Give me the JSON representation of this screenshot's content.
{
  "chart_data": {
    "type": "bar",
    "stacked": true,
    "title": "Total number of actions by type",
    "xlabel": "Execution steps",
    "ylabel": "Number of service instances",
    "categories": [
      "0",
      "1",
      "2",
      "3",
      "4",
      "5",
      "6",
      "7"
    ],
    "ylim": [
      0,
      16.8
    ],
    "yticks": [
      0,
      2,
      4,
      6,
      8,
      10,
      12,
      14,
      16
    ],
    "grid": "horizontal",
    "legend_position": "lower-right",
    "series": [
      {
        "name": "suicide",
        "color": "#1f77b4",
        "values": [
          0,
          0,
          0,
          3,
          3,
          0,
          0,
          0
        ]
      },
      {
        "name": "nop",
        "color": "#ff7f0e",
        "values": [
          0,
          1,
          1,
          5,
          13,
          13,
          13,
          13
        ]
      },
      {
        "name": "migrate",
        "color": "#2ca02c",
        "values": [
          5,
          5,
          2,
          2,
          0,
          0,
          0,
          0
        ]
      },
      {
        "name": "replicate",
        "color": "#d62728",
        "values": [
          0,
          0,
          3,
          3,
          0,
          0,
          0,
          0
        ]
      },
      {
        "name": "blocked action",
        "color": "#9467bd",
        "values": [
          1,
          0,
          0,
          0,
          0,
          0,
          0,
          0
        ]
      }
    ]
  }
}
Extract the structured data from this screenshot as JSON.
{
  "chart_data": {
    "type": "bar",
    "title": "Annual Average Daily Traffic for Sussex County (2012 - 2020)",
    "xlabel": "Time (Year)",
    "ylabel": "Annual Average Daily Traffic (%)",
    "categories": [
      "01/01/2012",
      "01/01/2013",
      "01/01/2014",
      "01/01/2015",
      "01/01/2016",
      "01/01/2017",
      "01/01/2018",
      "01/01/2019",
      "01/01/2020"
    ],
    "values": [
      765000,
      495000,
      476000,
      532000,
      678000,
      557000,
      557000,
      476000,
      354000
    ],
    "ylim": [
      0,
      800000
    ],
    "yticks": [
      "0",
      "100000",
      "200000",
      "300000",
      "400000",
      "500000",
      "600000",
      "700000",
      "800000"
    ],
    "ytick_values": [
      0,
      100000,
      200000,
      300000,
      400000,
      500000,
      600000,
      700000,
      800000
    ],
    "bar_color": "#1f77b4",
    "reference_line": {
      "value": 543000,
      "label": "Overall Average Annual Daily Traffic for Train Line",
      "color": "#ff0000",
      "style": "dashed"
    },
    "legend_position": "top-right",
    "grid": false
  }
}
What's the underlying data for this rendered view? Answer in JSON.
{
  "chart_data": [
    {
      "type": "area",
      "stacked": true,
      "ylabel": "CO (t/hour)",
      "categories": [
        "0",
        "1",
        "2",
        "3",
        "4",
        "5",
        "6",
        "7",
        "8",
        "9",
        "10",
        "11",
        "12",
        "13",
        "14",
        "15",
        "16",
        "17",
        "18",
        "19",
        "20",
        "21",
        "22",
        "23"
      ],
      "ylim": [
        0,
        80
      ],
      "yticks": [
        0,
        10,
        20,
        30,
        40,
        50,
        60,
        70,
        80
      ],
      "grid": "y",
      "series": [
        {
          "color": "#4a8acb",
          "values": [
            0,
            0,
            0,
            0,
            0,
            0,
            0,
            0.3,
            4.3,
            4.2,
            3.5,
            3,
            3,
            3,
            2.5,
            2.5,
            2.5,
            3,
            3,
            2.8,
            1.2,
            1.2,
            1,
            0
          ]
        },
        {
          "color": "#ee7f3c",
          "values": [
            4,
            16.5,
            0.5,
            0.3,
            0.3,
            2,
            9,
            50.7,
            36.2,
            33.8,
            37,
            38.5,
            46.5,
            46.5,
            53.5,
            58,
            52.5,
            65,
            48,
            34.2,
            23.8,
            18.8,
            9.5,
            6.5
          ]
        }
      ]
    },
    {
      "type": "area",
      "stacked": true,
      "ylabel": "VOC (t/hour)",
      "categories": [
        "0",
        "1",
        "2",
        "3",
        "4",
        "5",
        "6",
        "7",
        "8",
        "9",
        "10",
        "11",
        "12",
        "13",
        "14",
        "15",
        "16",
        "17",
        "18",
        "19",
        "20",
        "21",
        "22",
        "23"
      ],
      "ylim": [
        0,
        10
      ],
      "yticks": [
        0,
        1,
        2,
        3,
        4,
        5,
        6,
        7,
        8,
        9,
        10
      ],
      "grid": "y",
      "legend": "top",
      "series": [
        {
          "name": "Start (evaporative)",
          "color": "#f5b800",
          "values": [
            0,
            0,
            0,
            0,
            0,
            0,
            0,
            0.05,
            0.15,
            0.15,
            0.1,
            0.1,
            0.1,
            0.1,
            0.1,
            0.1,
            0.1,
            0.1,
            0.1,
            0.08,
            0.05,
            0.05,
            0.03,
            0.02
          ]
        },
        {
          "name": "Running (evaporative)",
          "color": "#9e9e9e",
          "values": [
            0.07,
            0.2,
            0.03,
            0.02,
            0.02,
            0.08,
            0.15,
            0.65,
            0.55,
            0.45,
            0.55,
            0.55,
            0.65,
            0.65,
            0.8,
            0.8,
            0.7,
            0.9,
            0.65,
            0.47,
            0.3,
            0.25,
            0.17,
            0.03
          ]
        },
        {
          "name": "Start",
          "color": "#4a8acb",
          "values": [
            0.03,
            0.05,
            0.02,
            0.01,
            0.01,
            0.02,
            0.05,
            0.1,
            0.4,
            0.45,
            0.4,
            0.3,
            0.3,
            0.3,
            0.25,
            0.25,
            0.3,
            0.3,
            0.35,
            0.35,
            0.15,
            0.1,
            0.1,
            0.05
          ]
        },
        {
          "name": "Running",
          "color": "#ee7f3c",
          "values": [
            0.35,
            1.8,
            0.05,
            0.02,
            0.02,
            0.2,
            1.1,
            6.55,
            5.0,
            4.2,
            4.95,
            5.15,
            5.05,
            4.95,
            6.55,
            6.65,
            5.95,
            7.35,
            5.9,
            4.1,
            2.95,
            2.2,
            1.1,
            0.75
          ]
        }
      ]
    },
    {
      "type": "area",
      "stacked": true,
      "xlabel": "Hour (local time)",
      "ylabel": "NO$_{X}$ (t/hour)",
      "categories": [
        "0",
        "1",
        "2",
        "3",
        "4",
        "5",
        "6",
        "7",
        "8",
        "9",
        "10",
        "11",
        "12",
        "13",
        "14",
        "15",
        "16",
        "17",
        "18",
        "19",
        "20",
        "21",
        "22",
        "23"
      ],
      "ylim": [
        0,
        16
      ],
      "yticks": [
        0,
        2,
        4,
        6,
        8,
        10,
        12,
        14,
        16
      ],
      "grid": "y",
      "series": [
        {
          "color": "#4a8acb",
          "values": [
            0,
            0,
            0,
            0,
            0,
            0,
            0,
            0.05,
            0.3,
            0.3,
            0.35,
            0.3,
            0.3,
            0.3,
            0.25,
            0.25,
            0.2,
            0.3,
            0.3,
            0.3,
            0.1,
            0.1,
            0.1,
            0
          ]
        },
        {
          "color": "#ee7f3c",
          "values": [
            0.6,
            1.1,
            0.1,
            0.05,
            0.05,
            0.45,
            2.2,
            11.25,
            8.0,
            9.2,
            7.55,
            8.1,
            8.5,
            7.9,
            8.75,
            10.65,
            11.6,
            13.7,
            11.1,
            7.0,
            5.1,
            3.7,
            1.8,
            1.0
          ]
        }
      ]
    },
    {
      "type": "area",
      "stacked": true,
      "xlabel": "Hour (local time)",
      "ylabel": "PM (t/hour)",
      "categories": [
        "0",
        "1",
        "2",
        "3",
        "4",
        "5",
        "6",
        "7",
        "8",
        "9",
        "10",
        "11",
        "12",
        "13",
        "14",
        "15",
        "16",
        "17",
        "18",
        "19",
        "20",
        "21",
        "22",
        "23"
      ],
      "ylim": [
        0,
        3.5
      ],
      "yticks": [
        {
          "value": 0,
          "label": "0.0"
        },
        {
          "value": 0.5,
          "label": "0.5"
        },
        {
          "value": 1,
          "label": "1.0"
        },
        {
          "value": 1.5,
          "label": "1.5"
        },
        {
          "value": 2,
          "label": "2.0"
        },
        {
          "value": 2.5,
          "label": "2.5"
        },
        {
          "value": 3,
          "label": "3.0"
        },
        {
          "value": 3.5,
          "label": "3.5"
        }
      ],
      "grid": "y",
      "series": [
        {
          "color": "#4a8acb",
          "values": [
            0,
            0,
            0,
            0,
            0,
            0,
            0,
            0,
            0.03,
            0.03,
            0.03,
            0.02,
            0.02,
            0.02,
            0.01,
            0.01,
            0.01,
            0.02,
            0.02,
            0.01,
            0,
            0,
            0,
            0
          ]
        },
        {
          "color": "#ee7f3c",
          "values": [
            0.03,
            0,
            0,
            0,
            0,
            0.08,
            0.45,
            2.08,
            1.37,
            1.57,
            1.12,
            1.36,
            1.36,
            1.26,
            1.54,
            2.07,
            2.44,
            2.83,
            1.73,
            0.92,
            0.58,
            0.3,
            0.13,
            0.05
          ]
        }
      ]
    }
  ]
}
□ □ □ □ □
_WHAT TO PRODUCE_
Count the lines of these entries that hold the string "right", and give only that number.

_ANSWER_
2